▶ _INSTRUCTION_
Each line below either holds the string "Being" or doesn't. Count those that do and give only the number.

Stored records
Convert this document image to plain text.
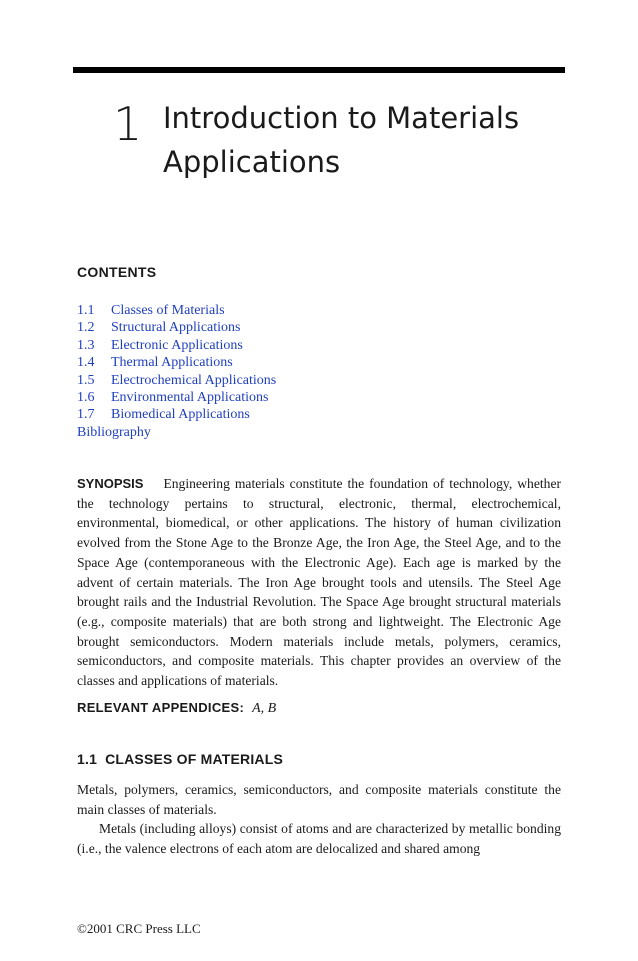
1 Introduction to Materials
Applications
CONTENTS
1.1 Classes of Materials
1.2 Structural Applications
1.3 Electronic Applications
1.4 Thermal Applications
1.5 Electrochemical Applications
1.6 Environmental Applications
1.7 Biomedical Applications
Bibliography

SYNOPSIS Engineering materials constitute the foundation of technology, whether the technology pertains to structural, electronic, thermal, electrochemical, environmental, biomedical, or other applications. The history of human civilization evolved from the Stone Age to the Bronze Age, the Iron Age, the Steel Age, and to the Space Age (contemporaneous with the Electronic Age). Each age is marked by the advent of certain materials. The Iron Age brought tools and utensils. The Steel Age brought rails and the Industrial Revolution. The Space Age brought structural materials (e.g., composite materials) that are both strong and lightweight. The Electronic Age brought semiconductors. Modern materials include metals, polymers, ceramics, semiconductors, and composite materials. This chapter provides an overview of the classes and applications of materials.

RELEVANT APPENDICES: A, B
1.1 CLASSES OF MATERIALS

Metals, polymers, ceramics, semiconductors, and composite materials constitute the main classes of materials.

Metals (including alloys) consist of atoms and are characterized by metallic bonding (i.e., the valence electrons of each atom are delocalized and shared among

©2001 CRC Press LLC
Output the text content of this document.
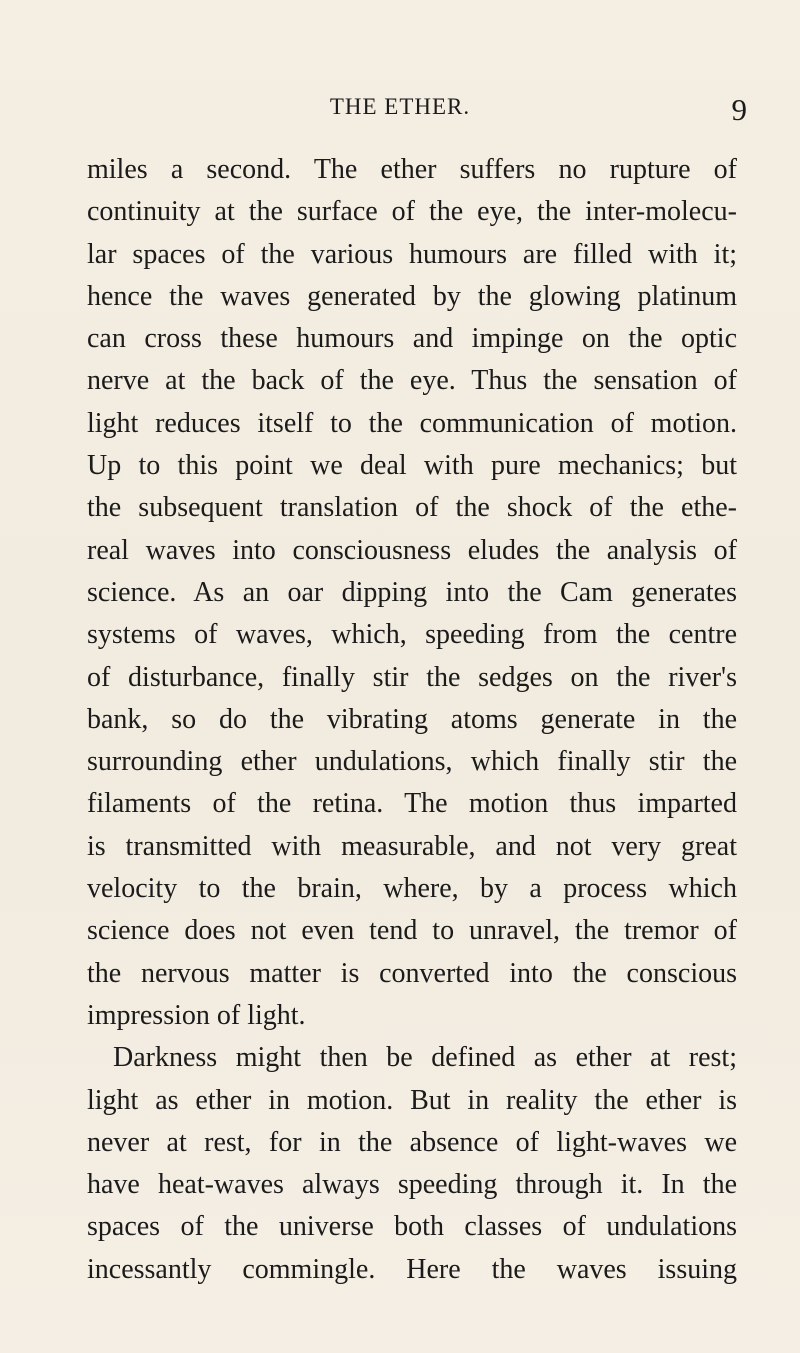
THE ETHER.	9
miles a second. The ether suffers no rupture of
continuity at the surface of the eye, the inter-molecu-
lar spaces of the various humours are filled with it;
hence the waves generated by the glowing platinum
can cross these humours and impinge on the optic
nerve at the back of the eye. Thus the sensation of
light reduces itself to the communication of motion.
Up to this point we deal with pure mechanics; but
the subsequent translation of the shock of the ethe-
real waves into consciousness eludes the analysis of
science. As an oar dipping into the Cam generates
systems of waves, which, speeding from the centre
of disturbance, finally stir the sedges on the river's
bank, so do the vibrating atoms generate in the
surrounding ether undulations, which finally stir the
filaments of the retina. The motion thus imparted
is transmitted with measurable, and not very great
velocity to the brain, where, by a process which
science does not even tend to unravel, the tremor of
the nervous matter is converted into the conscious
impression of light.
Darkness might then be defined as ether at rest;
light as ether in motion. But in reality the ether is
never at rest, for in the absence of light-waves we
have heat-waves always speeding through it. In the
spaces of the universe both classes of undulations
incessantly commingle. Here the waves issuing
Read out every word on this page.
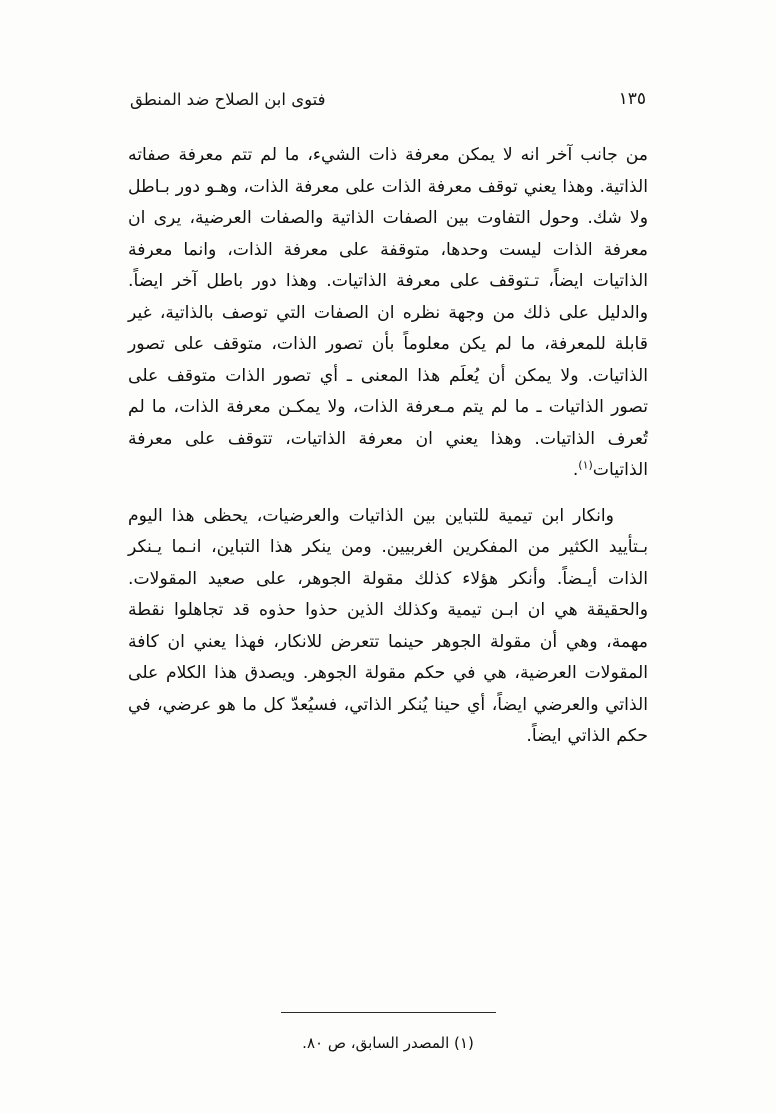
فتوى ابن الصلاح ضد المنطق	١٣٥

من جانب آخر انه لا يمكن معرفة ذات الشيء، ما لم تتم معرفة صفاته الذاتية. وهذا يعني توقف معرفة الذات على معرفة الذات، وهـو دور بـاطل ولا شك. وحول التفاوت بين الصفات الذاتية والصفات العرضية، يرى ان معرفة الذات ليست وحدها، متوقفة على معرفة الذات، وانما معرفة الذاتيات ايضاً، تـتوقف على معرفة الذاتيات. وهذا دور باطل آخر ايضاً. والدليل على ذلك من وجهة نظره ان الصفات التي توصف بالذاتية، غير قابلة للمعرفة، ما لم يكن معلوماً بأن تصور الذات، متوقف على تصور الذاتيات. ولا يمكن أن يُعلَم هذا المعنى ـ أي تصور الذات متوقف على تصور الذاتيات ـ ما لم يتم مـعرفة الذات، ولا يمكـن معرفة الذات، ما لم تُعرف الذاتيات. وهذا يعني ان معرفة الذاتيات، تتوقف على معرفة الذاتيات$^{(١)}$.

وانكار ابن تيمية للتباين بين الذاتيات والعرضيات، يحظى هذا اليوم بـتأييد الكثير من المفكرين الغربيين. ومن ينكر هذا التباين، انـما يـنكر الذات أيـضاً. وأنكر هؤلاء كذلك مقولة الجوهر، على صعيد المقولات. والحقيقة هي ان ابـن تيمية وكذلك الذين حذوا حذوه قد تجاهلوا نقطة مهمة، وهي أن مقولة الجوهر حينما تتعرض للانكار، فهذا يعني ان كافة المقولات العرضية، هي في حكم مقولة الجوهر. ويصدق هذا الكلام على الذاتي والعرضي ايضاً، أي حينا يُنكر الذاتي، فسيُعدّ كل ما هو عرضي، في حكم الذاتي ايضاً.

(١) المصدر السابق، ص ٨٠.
--
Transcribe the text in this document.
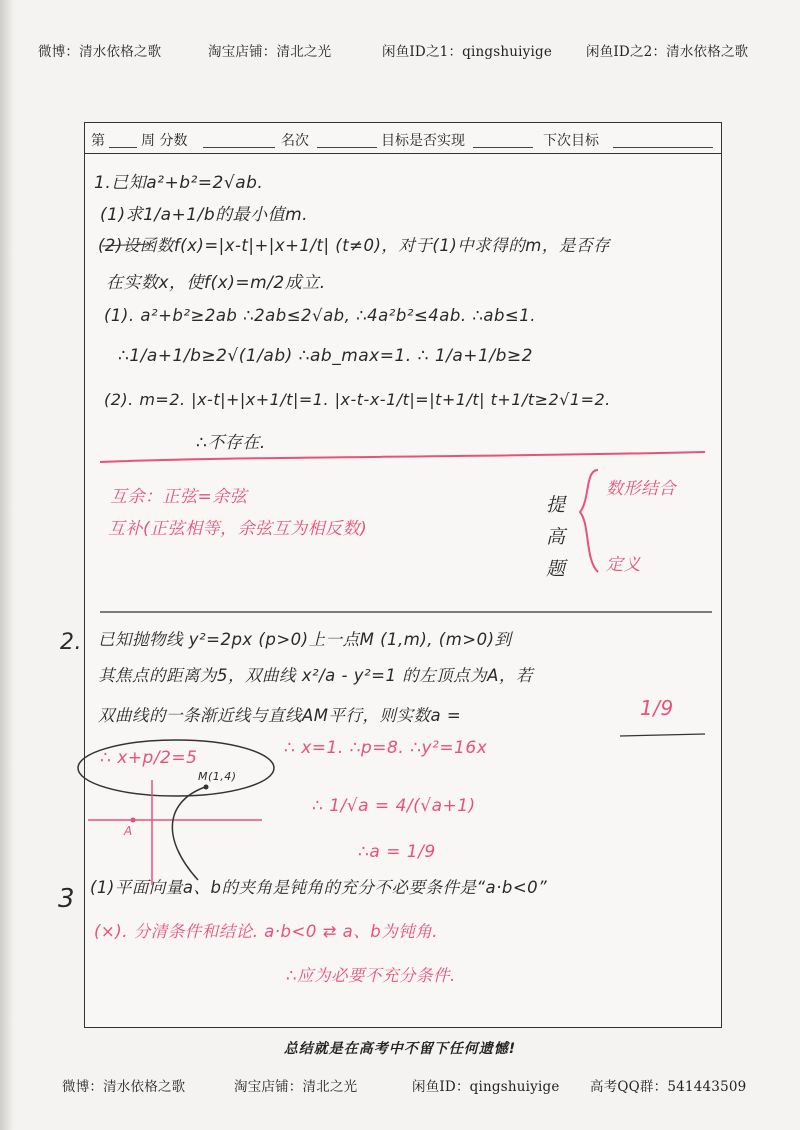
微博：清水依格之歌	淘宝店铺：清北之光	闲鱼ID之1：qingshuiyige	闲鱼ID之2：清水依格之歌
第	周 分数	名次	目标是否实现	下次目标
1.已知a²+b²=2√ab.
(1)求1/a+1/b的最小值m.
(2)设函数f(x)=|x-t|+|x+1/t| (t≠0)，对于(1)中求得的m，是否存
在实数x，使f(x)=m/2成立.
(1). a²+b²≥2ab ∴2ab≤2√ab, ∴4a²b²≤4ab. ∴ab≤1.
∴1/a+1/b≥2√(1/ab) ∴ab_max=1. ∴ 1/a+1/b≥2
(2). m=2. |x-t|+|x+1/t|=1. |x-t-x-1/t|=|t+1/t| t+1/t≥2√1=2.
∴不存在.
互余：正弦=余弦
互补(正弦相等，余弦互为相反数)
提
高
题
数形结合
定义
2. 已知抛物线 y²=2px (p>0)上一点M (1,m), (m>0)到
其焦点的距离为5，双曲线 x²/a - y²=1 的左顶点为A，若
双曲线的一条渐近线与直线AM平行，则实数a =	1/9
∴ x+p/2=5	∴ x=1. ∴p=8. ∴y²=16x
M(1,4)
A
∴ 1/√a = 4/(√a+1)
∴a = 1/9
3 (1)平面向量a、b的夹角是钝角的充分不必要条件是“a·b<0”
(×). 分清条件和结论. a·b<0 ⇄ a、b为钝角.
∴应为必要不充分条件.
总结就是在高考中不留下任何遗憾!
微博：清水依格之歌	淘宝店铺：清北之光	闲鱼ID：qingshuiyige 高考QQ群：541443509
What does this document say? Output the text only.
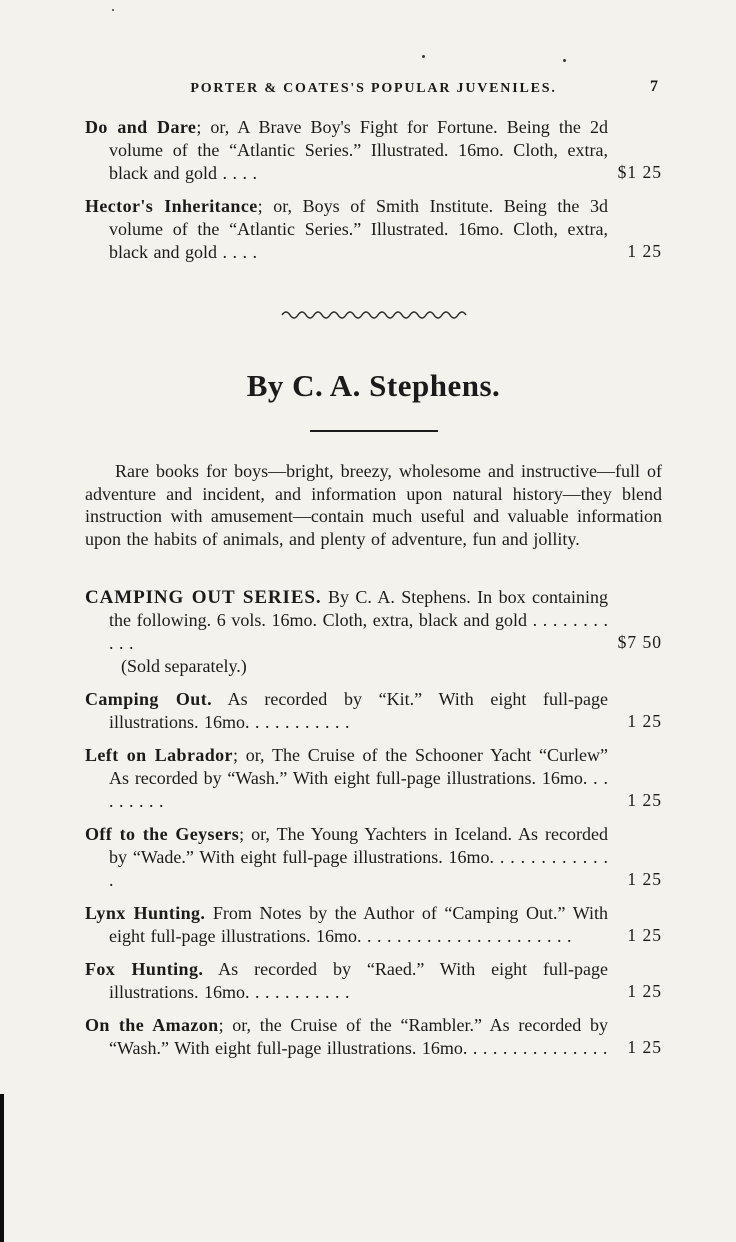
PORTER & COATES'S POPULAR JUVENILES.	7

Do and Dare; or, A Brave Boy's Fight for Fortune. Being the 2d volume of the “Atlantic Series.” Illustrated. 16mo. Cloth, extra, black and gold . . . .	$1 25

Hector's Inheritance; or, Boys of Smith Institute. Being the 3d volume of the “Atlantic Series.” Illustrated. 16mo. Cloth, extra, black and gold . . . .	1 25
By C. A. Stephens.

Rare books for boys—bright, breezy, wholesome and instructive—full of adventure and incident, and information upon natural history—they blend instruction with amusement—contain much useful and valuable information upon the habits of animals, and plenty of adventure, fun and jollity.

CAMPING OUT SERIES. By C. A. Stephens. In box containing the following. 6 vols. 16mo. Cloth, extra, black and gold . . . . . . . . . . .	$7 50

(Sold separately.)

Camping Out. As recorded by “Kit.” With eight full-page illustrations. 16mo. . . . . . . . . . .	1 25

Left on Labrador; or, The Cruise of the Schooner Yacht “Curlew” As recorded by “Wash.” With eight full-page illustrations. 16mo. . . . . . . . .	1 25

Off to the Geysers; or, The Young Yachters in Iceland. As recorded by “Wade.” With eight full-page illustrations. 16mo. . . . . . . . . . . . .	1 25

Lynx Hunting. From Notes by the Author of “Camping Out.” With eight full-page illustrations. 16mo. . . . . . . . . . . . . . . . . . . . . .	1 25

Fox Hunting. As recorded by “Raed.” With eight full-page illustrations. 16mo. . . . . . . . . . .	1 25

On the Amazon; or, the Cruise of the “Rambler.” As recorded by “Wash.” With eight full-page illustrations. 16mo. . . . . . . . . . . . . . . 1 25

▶ _ANSWER TO THIS PROBLEM_
2